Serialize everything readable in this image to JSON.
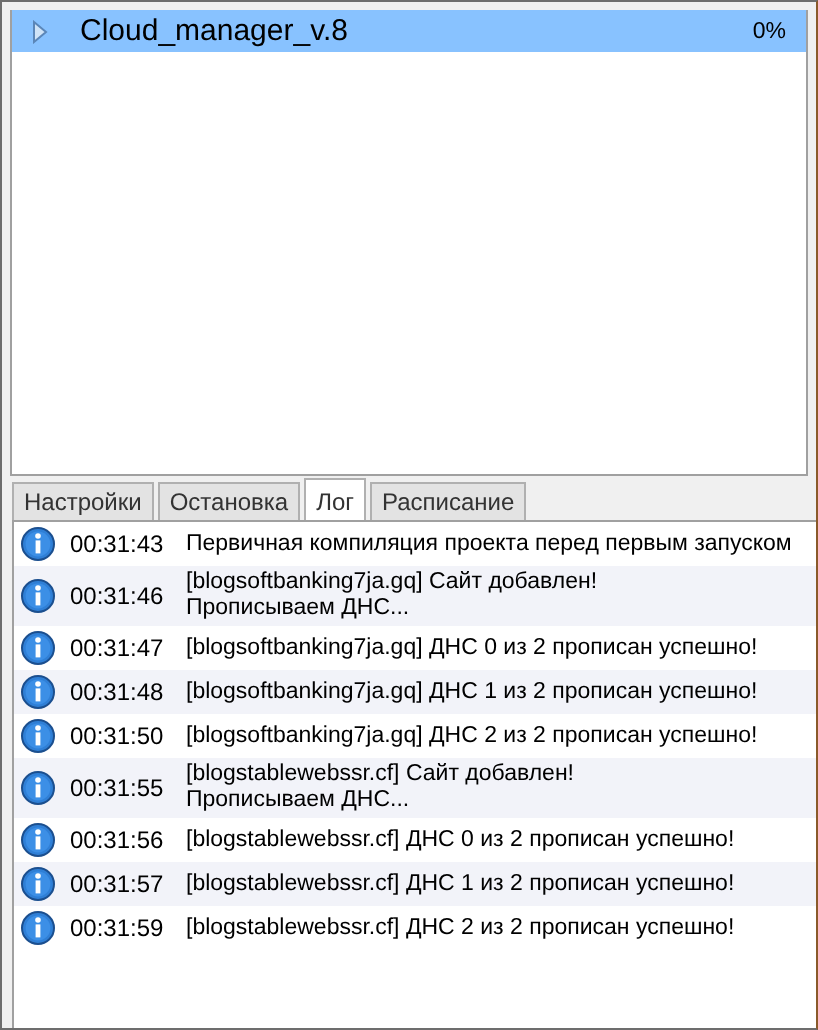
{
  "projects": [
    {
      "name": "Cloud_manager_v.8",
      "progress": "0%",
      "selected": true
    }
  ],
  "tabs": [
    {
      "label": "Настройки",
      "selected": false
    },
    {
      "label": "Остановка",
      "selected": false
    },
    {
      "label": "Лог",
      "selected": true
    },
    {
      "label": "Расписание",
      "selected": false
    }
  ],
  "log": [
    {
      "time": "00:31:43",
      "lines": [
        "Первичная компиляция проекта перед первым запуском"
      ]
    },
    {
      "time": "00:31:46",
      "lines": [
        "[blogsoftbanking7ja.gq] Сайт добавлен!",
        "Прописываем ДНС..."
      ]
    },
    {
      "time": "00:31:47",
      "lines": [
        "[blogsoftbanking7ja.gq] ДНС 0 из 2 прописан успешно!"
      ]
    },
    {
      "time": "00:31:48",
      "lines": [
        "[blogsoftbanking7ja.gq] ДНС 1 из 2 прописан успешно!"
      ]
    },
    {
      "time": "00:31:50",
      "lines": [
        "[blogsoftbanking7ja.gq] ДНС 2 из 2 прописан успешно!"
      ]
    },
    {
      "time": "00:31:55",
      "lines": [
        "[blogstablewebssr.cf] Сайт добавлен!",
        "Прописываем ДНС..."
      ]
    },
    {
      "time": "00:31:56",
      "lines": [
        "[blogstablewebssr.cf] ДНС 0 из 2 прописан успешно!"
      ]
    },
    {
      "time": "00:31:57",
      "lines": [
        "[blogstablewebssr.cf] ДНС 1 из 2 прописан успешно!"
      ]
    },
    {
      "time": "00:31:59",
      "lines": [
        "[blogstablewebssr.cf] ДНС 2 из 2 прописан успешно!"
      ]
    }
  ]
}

========

TASK BRIEF → Repeat the data exactly, dropping every picture it holds.

REPLY TO THE EXERCISE →
Serialize everything readable in this image to JSON.
{
  "projects": [
    {
      "name": "Cloud_manager_v.8",
      "progress": "0%",
      "selected": true
    }
  ],
  "tabs": [
    {
      "label": "Настройки",
      "selected": false
    },
    {
      "label": "Остановка",
      "selected": false
    },
    {
      "label": "Лог",
      "selected": true
    },
    {
      "label": "Расписание",
      "selected": false
    }
  ],
  "log": [
    {
      "time": "00:31:43",
      "lines": [
        "Первичная компиляция проекта перед первым запуском"
      ]
    },
    {
      "time": "00:31:46",
      "lines": [
        "[blogsoftbanking7ja.gq] Сайт добавлен!",
        "Прописываем ДНС..."
      ]
    },
    {
      "time": "00:31:47",
      "lines": [
        "[blogsoftbanking7ja.gq] ДНС 0 из 2 прописан успешно!"
      ]
    },
    {
      "time": "00:31:48",
      "lines": [
        "[blogsoftbanking7ja.gq] ДНС 1 из 2 прописан успешно!"
      ]
    },
    {
      "time": "00:31:50",
      "lines": [
        "[blogsoftbanking7ja.gq] ДНС 2 из 2 прописан успешно!"
      ]
    },
    {
      "time": "00:31:55",
      "lines": [
        "[blogstablewebssr.cf] Сайт добавлен!",
        "Прописываем ДНС..."
      ]
    },
    {
      "time": "00:31:56",
      "lines": [
        "[blogstablewebssr.cf] ДНС 0 из 2 прописан успешно!"
      ]
    },
    {
      "time": "00:31:57",
      "lines": [
        "[blogstablewebssr.cf] ДНС 1 из 2 прописан успешно!"
      ]
    },
    {
      "time": "00:31:59",
      "lines": [
        "[blogstablewebssr.cf] ДНС 2 из 2 прописан успешно!"
      ]
    }
  ]
}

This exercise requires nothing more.